----- Data shown

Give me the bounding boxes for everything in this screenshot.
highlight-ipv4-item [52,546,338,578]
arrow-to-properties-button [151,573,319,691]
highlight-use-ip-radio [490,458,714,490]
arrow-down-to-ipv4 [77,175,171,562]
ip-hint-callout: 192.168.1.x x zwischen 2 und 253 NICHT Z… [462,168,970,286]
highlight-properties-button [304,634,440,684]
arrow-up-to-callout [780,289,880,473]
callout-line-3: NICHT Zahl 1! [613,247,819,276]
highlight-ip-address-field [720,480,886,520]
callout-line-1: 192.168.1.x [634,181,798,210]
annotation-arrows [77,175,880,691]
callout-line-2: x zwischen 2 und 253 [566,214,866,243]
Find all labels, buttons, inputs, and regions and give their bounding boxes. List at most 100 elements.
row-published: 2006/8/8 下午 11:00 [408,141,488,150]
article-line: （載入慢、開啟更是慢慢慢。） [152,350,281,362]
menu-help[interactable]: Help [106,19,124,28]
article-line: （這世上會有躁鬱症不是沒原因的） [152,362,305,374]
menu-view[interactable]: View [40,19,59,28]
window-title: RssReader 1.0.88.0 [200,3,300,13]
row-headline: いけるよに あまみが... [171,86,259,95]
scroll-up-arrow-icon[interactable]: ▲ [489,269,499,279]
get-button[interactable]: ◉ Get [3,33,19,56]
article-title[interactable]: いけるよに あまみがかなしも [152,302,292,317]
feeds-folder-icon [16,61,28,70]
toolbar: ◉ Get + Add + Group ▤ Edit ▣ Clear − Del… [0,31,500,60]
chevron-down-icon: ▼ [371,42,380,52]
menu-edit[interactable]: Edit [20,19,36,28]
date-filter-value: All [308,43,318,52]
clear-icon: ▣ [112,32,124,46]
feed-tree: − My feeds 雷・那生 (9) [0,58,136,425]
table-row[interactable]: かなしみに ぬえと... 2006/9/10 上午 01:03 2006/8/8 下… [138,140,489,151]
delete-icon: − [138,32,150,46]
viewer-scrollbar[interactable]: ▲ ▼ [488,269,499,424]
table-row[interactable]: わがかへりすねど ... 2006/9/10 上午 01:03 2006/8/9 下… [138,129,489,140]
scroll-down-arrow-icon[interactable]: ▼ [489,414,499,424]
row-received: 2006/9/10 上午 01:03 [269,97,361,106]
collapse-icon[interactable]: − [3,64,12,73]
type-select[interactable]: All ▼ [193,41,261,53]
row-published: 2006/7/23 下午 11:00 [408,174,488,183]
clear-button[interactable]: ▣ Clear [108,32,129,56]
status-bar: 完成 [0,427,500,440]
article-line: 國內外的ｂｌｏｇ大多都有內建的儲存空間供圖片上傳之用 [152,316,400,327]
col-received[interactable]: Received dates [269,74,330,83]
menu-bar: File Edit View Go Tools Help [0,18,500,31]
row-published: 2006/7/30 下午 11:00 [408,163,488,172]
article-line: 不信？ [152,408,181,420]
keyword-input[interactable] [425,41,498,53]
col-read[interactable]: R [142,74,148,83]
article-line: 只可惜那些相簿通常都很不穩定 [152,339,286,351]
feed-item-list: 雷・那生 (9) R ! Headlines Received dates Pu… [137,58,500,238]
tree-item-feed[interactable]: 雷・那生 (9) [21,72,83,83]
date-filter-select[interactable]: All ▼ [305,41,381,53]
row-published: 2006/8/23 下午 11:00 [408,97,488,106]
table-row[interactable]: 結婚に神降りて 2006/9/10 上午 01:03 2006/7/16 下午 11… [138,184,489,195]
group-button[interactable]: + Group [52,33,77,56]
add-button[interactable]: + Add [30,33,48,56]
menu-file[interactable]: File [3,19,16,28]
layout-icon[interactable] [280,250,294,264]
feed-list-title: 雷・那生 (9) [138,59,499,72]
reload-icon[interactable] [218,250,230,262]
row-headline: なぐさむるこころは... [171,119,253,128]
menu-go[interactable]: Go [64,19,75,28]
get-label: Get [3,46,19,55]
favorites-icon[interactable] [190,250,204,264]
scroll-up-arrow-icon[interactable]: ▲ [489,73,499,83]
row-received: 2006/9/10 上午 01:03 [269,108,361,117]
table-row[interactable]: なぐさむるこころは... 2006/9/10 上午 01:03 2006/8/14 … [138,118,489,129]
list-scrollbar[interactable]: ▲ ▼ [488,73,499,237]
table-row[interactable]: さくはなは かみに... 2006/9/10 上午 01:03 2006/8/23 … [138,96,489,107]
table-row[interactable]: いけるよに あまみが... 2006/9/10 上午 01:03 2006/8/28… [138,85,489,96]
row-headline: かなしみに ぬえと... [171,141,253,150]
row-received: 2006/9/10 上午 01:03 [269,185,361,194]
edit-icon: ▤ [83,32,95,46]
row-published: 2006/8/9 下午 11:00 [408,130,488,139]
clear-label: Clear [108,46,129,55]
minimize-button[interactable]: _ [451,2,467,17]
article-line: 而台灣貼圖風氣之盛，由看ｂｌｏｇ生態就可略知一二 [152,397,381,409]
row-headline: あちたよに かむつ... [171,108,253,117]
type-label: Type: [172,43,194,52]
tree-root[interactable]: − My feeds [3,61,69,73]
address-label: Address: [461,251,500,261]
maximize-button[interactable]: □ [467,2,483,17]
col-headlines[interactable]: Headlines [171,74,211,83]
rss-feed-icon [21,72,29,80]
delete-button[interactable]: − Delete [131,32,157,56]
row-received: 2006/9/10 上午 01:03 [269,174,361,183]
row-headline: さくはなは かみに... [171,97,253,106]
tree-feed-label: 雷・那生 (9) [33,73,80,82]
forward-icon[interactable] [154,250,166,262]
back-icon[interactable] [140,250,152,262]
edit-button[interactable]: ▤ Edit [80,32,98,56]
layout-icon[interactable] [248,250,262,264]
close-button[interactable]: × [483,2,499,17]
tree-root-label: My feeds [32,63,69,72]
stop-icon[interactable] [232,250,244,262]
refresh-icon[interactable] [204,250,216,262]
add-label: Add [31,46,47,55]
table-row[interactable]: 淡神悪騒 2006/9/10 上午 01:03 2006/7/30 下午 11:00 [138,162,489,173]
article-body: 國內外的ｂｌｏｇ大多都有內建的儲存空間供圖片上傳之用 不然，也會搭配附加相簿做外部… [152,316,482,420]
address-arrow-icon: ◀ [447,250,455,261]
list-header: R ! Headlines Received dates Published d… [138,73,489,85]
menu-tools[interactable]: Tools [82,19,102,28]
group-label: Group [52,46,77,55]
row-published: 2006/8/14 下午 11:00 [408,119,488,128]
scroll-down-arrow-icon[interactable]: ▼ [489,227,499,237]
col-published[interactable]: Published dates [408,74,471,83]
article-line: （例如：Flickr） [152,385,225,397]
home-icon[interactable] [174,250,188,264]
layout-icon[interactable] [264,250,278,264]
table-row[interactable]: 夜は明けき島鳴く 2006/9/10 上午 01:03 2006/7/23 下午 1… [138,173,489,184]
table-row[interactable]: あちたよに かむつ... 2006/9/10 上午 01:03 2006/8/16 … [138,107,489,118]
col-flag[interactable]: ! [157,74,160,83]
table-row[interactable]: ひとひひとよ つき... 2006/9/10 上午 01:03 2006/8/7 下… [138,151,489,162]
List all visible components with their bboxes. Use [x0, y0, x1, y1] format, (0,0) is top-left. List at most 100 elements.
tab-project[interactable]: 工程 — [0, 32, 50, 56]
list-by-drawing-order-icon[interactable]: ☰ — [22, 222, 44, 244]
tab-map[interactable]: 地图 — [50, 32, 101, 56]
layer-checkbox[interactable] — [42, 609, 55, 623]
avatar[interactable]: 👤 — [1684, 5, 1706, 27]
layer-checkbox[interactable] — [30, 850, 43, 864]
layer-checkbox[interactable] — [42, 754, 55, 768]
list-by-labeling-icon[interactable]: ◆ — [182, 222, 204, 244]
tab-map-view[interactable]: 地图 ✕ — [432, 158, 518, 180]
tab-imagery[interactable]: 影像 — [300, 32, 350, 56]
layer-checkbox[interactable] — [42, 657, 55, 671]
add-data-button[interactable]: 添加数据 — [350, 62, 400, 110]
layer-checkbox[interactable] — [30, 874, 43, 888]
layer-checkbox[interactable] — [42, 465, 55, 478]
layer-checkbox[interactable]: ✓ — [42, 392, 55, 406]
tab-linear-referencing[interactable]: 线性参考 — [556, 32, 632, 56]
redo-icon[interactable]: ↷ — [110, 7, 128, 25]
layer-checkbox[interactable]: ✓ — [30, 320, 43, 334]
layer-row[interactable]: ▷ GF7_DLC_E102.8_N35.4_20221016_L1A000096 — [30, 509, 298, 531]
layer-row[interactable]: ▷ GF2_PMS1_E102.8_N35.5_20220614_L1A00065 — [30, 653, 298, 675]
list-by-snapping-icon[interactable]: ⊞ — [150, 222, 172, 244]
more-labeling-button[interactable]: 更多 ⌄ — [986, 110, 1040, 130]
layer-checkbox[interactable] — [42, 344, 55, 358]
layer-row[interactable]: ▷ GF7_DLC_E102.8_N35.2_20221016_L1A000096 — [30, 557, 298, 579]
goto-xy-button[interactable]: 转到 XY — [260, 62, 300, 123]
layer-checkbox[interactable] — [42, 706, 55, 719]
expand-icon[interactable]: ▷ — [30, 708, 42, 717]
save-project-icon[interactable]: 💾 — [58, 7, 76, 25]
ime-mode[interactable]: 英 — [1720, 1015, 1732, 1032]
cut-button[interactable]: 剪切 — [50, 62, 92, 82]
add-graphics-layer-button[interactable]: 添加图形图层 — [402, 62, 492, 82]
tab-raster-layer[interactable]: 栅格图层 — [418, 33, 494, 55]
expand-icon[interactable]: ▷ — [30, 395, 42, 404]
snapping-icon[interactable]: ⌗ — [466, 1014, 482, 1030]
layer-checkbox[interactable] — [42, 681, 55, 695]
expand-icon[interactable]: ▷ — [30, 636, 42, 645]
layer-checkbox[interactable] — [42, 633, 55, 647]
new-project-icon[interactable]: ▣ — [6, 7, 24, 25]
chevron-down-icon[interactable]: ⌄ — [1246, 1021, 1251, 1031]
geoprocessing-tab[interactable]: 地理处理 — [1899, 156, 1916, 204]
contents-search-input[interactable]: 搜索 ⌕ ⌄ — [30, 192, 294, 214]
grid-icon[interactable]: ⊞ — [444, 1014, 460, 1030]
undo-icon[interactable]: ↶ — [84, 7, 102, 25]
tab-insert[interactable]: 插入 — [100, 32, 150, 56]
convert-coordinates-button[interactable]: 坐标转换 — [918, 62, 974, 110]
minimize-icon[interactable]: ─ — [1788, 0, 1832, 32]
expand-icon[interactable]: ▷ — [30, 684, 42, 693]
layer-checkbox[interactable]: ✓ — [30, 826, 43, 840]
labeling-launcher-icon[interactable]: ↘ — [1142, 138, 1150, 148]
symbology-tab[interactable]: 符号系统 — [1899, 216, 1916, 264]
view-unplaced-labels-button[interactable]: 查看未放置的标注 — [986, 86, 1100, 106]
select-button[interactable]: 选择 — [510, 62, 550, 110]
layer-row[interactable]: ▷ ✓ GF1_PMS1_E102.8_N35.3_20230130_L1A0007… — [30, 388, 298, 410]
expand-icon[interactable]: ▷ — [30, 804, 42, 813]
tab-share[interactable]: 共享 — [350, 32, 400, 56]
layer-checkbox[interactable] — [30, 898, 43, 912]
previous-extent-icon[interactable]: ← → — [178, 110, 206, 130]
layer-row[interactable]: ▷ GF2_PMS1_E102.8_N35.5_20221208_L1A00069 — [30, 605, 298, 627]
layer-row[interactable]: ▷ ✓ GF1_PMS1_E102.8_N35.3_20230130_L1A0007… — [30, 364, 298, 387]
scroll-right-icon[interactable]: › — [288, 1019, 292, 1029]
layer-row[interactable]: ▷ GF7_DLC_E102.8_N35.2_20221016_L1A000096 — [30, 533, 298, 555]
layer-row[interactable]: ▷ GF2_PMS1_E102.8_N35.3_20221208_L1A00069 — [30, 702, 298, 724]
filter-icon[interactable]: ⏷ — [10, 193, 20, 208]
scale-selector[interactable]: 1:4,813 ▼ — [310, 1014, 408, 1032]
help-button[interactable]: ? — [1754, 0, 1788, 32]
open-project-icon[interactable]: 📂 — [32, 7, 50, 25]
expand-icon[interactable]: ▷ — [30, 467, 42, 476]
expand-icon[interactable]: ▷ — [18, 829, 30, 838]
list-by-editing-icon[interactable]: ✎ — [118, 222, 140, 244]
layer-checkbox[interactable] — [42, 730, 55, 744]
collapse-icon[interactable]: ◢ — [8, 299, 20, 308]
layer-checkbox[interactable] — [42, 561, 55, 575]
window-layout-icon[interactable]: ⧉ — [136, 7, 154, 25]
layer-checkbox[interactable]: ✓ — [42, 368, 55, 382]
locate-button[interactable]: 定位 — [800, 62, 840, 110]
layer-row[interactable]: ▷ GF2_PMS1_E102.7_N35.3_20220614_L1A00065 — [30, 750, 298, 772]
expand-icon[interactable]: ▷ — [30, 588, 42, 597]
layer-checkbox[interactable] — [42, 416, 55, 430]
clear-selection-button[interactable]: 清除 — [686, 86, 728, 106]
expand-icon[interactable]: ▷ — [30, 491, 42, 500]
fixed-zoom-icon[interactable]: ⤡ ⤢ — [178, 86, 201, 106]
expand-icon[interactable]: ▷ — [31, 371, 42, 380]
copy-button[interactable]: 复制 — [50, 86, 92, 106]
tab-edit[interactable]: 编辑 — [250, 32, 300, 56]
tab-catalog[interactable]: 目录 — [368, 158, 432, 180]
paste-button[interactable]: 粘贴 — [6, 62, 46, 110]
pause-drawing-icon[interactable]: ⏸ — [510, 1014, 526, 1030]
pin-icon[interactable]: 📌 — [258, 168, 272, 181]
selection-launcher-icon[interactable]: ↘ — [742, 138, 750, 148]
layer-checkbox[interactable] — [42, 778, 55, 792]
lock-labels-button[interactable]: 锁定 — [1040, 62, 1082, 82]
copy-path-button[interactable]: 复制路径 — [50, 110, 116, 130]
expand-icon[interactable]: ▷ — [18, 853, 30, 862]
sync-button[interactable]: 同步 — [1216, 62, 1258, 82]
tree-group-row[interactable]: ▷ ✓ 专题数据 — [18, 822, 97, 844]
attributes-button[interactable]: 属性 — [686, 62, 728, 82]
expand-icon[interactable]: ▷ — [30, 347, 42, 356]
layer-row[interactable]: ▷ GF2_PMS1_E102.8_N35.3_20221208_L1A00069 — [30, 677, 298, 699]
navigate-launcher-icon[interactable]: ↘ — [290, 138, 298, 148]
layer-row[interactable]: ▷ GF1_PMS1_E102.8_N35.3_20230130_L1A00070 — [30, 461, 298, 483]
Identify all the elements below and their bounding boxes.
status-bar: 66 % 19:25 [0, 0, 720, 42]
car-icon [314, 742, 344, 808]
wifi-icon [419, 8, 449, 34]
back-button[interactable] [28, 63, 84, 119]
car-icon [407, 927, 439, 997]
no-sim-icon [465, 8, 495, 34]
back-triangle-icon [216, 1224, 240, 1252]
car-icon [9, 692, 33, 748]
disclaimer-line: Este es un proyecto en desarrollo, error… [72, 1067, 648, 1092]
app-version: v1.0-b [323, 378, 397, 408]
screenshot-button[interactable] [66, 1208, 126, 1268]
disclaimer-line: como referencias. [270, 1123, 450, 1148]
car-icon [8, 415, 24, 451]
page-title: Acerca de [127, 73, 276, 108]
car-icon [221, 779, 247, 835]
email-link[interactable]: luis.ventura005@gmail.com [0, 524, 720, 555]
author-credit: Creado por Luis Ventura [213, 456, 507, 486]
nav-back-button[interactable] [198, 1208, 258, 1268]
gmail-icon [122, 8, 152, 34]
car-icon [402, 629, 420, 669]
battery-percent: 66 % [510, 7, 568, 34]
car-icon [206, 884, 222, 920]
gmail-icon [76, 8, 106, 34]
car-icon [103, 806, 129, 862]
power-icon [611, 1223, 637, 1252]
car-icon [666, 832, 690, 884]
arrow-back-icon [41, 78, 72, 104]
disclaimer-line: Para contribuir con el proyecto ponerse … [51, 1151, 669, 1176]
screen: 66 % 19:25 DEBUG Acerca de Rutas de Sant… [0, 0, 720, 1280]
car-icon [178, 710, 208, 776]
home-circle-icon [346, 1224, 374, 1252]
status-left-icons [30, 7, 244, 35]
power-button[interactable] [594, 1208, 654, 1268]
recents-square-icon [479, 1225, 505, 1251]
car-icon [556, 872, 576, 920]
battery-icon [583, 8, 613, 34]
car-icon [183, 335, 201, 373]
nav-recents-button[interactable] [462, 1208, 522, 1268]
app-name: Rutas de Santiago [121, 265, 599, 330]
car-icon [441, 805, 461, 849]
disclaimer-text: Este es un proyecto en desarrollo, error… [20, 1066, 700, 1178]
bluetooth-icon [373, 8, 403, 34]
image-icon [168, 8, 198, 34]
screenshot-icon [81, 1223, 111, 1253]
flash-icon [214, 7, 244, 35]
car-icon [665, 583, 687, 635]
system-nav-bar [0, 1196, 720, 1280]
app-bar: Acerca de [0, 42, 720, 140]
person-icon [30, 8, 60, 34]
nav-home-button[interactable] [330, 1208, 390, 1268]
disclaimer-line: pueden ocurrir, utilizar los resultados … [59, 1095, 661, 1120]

----------

• **Direction**
Rewrite the data starting at its first line and ending at the line that contains "ip-hint-callout: 192.168.1.x x", putting "outline" wherever "highlight" appears and leaving everything else unchanged.

• **Output for this task**
Give me the bounding boxes for everything in this screenshot.
outline-ipv4-item [52,546,338,578]
arrow-to-properties-button [151,573,319,691]
outline-use-ip-radio [490,458,714,490]
arrow-down-to-ipv4 [77,175,171,562]
ip-hint-callout: 192.168.1.x x zwischen 2 und 253 NICHT Z… [462,168,970,286]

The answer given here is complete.